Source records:
= = = =

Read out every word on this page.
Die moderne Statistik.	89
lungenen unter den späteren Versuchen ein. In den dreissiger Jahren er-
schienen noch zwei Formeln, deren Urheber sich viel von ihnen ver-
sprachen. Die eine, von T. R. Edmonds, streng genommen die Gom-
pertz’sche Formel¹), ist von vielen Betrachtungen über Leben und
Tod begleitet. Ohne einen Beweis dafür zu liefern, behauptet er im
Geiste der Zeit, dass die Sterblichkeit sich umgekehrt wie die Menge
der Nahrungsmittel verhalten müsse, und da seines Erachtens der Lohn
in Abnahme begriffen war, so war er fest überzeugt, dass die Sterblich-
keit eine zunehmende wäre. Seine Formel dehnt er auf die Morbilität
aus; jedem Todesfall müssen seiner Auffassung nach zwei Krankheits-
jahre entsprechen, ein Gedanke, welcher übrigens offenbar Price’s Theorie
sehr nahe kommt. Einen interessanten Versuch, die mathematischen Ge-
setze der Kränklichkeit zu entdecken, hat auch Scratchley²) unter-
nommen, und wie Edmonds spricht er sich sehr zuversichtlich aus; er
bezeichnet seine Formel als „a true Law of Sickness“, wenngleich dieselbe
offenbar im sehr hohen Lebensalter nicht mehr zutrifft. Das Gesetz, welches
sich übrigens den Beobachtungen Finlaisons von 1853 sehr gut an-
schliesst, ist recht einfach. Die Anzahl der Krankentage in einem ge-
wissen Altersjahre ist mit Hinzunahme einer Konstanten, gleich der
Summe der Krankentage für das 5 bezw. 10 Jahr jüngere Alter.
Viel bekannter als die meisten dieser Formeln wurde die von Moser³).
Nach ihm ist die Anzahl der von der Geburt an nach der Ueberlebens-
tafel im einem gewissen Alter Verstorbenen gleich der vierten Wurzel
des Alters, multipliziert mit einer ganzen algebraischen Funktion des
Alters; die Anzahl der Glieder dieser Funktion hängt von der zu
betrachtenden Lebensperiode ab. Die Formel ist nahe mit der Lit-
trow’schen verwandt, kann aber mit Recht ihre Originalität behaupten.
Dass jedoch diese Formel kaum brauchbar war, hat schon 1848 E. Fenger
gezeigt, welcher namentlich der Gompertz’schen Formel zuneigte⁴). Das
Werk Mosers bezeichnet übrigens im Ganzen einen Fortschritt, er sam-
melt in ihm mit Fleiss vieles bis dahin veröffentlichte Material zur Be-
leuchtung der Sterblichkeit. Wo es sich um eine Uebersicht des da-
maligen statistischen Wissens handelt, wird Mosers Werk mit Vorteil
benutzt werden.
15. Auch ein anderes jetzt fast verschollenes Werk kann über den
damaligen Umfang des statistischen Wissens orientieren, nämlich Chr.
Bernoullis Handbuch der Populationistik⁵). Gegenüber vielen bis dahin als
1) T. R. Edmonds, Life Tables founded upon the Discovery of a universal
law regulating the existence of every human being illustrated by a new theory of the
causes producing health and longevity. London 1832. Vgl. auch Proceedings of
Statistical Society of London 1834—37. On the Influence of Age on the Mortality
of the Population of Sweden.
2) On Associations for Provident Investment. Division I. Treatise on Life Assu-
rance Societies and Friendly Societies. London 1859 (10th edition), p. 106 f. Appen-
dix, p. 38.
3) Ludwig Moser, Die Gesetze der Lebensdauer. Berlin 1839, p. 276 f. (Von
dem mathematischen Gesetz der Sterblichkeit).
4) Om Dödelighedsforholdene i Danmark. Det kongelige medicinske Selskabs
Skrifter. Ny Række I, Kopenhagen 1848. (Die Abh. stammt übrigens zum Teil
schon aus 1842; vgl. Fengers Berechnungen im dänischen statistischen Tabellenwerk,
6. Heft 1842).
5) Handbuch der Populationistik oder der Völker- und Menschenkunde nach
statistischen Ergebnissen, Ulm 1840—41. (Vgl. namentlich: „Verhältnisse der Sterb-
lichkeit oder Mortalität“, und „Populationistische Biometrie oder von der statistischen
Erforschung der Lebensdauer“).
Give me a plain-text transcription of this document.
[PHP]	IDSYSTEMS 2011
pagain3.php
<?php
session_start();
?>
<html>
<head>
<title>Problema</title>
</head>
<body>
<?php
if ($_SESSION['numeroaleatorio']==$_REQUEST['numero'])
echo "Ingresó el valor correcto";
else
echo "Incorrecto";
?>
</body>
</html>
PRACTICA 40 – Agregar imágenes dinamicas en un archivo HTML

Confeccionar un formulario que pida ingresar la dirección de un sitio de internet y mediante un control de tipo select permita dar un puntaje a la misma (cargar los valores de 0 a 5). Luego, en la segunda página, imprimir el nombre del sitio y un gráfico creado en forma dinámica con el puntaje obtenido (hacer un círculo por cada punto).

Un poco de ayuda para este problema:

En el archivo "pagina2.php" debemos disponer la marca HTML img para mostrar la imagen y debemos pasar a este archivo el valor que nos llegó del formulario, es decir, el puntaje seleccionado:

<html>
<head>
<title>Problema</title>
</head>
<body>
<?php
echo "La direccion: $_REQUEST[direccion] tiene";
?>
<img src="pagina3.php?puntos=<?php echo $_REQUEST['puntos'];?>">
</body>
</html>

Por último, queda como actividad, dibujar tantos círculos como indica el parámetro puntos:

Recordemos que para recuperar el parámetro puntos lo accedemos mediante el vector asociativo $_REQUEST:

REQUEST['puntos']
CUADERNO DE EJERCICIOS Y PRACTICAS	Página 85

= = = =

Exercise prompt: Print the data again exactly.

Response for this exercise:
Read out every word on this page.
Die moderne Statistik.	89
lungenen unter den späteren Versuchen ein. In den dreissiger Jahren er-
schienen noch zwei Formeln, deren Urheber sich viel von ihnen ver-
sprachen. Die eine, von T. R. Edmonds, streng genommen die Gom-
pertz’sche Formel¹), ist von vielen Betrachtungen über Leben und
Tod begleitet. Ohne einen Beweis dafür zu liefern, behauptet er im
Geiste der Zeit, dass die Sterblichkeit sich umgekehrt wie die Menge
der Nahrungsmittel verhalten müsse, und da seines Erachtens der Lohn
in Abnahme begriffen war, so war er fest überzeugt, dass die Sterblich-
keit eine zunehmende wäre. Seine Formel dehnt er auf die Morbilität
aus; jedem Todesfall müssen seiner Auffassung nach zwei Krankheits-
jahre entsprechen, ein Gedanke, welcher übrigens offenbar Price’s Theorie
sehr nahe kommt. Einen interessanten Versuch, die mathematischen Ge-
setze der Kränklichkeit zu entdecken, hat auch Scratchley²) unter-
nommen, und wie Edmonds spricht er sich sehr zuversichtlich aus; er
bezeichnet seine Formel als „a true Law of Sickness“, wenngleich dieselbe
offenbar im sehr hohen Lebensalter nicht mehr zutrifft. Das Gesetz, welches
sich übrigens den Beobachtungen Finlaisons von 1853 sehr gut an-
schliesst, ist recht einfach. Die Anzahl der Krankentage in einem ge-
wissen Altersjahre ist mit Hinzunahme einer Konstanten, gleich der
Summe der Krankentage für das 5 bezw. 10 Jahr jüngere Alter.
Viel bekannter als die meisten dieser Formeln wurde die von Moser³).
Nach ihm ist die Anzahl der von der Geburt an nach der Ueberlebens-
tafel im einem gewissen Alter Verstorbenen gleich der vierten Wurzel
des Alters, multipliziert mit einer ganzen algebraischen Funktion des
Alters; die Anzahl der Glieder dieser Funktion hängt von der zu
betrachtenden Lebensperiode ab. Die Formel ist nahe mit der Lit-
trow’schen verwandt, kann aber mit Recht ihre Originalität behaupten.
Dass jedoch diese Formel kaum brauchbar war, hat schon 1848 E. Fenger
gezeigt, welcher namentlich der Gompertz’schen Formel zuneigte⁴). Das
Werk Mosers bezeichnet übrigens im Ganzen einen Fortschritt, er sam-
melt in ihm mit Fleiss vieles bis dahin veröffentlichte Material zur Be-
leuchtung der Sterblichkeit. Wo es sich um eine Uebersicht des da-
maligen statistischen Wissens handelt, wird Mosers Werk mit Vorteil
benutzt werden.
15. Auch ein anderes jetzt fast verschollenes Werk kann über den
damaligen Umfang des statistischen Wissens orientieren, nämlich Chr.
Bernoullis Handbuch der Populationistik⁵). Gegenüber vielen bis dahin als
1) T. R. Edmonds, Life Tables founded upon the Discovery of a universal
law regulating the existence of every human being illustrated by a new theory of the
causes producing health and longevity. London 1832. Vgl. auch Proceedings of
Statistical Society of London 1834—37. On the Influence of Age on the Mortality
of the Population of Sweden.
2) On Associations for Provident Investment. Division I. Treatise on Life Assu-
rance Societies and Friendly Societies. London 1859 (10th edition), p. 106 f. Appen-
dix, p. 38.
3) Ludwig Moser, Die Gesetze der Lebensdauer. Berlin 1839, p. 276 f. (Von
dem mathematischen Gesetz der Sterblichkeit).
4) Om Dödelighedsforholdene i Danmark. Det kongelige medicinske Selskabs
Skrifter. Ny Række I, Kopenhagen 1848. (Die Abh. stammt übrigens zum Teil
schon aus 1842; vgl. Fengers Berechnungen im dänischen statistischen Tabellenwerk,
6. Heft 1842).
5) Handbuch der Populationistik oder der Völker- und Menschenkunde nach
statistischen Ergebnissen, Ulm 1840—41. (Vgl. namentlich: „Verhältnisse der Sterb-
lichkeit oder Mortalität“, und „Populationistische Biometrie oder von der statistischen
Erforschung der Lebensdauer“).
Give me a plain-text transcription of this document.
[PHP]	IDSYSTEMS 2011
pagain3.php
<?php
session_start();
?>
<html>
<head>
<title>Problema</title>
</head>
<body>
<?php
if ($_SESSION['numeroaleatorio']==$_REQUEST['numero'])
echo "Ingresó el valor correcto";
else
echo "Incorrecto";
?>
</body>
</html>
PRACTICA 40 – Agregar imágenes dinamicas en un archivo HTML

Confeccionar un formulario que pida ingresar la dirección de un sitio de internet y mediante un control de tipo select permita dar un puntaje a la misma (cargar los valores de 0 a 5). Luego, en la segunda página, imprimir el nombre del sitio y un gráfico creado en forma dinámica con el puntaje obtenido (hacer un círculo por cada punto).

Un poco de ayuda para este problema:

En el archivo "pagina2.php" debemos disponer la marca HTML img para mostrar la imagen y debemos pasar a este archivo el valor que nos llegó del formulario, es decir, el puntaje seleccionado:

<html>
<head>
<title>Problema</title>
</head>
<body>
<?php
echo "La direccion: $_REQUEST[direccion] tiene";
?>
<img src="pagina3.php?puntos=<?php echo $_REQUEST['puntos'];?>">
</body>
</html>

Por último, queda como actividad, dibujar tantos círculos como indica el parámetro puntos:

Recordemos que para recuperar el parámetro puntos lo accedemos mediante el vector asociativo $_REQUEST:

REQUEST['puntos']
CUADERNO DE EJERCICIOS Y PRACTICAS	Página 85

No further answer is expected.